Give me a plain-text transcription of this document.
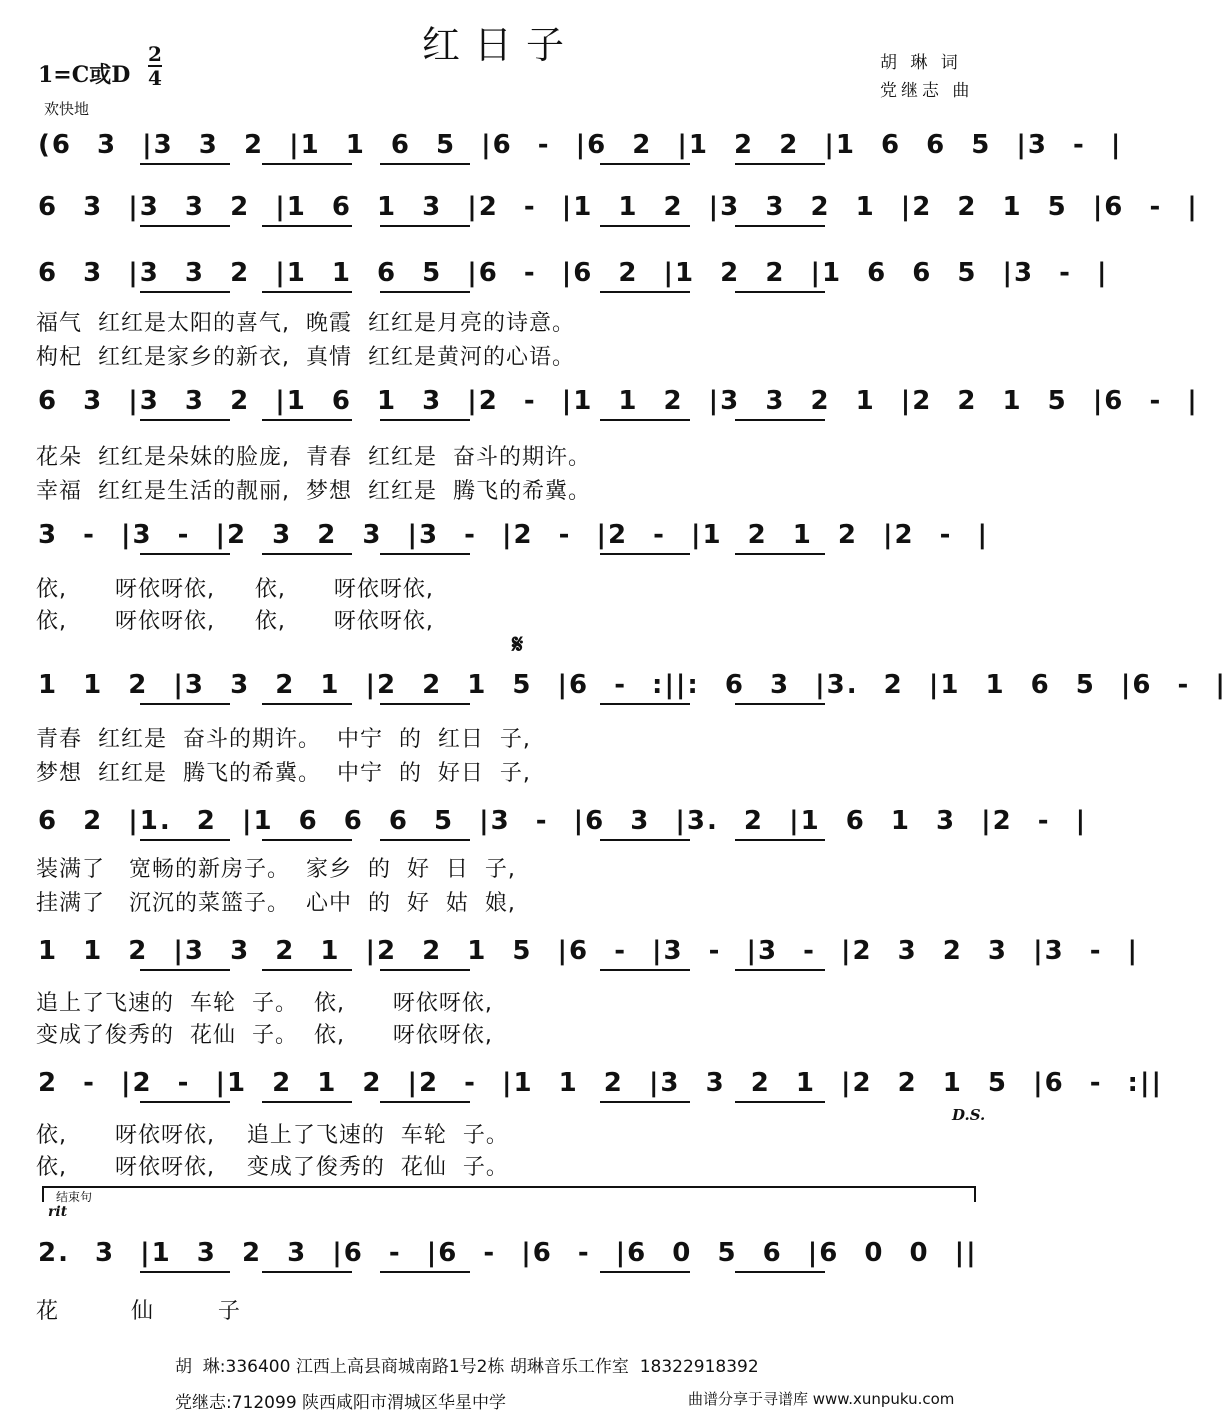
红日子
1=C或D
2
4
欢快地
胡 琳 词
党继志 曲
(6 3 |3 3 2 |1 1 6 5 |6 - |6 2 |1 2 2 |1 6 6 5 |3 - |
6 3 |3 3 2 |1 6 1 3 |2 - |1 1 2 |3 3 2 1 |2 2 1 5 |6 - |
6 3 |3 3 2 |1 1 6 5 |6 - |6 2 |1 2 2 |1 6 6 5 |3 - |
6 3 |3 3 2 |1 6 1 3 |2 - |1 1 2 |3 3 2 1 |2 2 1 5 |6 - |
3 - |3 - |2 3 2 3 |3 - |2 - |2 - |1 2 1 2 |2 - |
1 1 2 |3 3 2 1 |2 2 1 5 |6 - :||: 6 3 |3. 2 |1 1 6 5 |6 - |
6 2 |1. 2 |1 6 6 6 5 |3 - |6 3 |3. 2 |1 6 1 3 |2 - |
1 1 2 |3 3 2 1 |2 2 1 5 |6 - |3 - |3 - |2 3 2 3 |3 - |
2 - |2 - |1 2 1 2 |2 - |1 1 2 |3 3 2 1 |2 2 1 5 |6 - :||
2. 3 |1 3 2 3 |6 - |6 - |6 - |6 0 5 6 |6 0 0 ||
福气  红红是太阳的喜气,  晚霞  红红是月亮的诗意。
枸杞  红红是家乡的新衣,  真情  红红是黄河的心语。
花朵  红红是朵妹的脸庞,  青春  红红是  奋斗的期许。
幸福  红红是生活的靓丽,  梦想  红红是  腾飞的希冀。
依,      呀依呀依,     依,      呀依呀依,
依,      呀依呀依,     依,      呀依呀依,
青春  红红是  奋斗的期许。  中宁  的  红日  子,
梦想  红红是  腾飞的希冀。  中宁  的  好日  子,
装满了   宽畅的新房子。  家乡  的  好  日  子,
挂满了   沉沉的菜篮子。  心中  的  好  姑  娘,
追上了飞速的  车轮  子。  依,      呀依呀依,
变成了俊秀的  花仙  子。  依,      呀依呀依,
依,      呀依呀依,    追上了飞速的  车轮  子。
依,      呀依呀依,    变成了俊秀的  花仙  子。
花         仙        子
𝄋
D.S.
结束句
rit
胡  琳:336400 江西上高县商城南路1号2栋 胡琳音乐工作室  18322918392
党继志:712099 陕西咸阳市渭城区华星中学	曲谱分享于寻谱库 www.xunpuku.com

▬▬▬▬▬▬

--- EXERCISE DIRECTIONS ---
Leave the pictures out and reproduce all of the records exactly.

--- ANSWER BELOW ---
Give me a plain-text transcription of this document.
红日子
1=C或D
2
4
欢快地
胡 琳 词
党继志 曲
(6 3 |3 3 2 |1 1 6 5 |6 - |6 2 |1 2 2 |1 6 6 5 |3 - |
6 3 |3 3 2 |1 6 1 3 |2 - |1 1 2 |3 3 2 1 |2 2 1 5 |6 - |
6 3 |3 3 2 |1 1 6 5 |6 - |6 2 |1 2 2 |1 6 6 5 |3 - |
6 3 |3 3 2 |1 6 1 3 |2 - |1 1 2 |3 3 2 1 |2 2 1 5 |6 - |
3 - |3 - |2 3 2 3 |3 - |2 - |2 - |1 2 1 2 |2 - |
1 1 2 |3 3 2 1 |2 2 1 5 |6 - :||: 6 3 |3. 2 |1 1 6 5 |6 - |
6 2 |1. 2 |1 6 6 6 5 |3 - |6 3 |3. 2 |1 6 1 3 |2 - |
1 1 2 |3 3 2 1 |2 2 1 5 |6 - |3 - |3 - |2 3 2 3 |3 - |
2 - |2 - |1 2 1 2 |2 - |1 1 2 |3 3 2 1 |2 2 1 5 |6 - :||
2. 3 |1 3 2 3 |6 - |6 - |6 - |6 0 5 6 |6 0 0 ||
福气  红红是太阳的喜气,  晚霞  红红是月亮的诗意。
枸杞  红红是家乡的新衣,  真情  红红是黄河的心语。
花朵  红红是朵妹的脸庞,  青春  红红是  奋斗的期许。
幸福  红红是生活的靓丽,  梦想  红红是  腾飞的希冀。
依,      呀依呀依,     依,      呀依呀依,
依,      呀依呀依,     依,      呀依呀依,
青春  红红是  奋斗的期许。  中宁  的  红日  子,
梦想  红红是  腾飞的希冀。  中宁  的  好日  子,
装满了   宽畅的新房子。  家乡  的  好  日  子,
挂满了   沉沉的菜篮子。  心中  的  好  姑  娘,
追上了飞速的  车轮  子。  依,      呀依呀依,
变成了俊秀的  花仙  子。  依,      呀依呀依,
依,      呀依呀依,    追上了飞速的  车轮  子。
依,      呀依呀依,    变成了俊秀的  花仙  子。
花         仙        子
𝄋
D.S.
结束句
rit
胡  琳:336400 江西上高县商城南路1号2栋 胡琳音乐工作室  18322918392
党继志:712099 陕西咸阳市渭城区华星中学	曲谱分享于寻谱库 www.xunpuku.com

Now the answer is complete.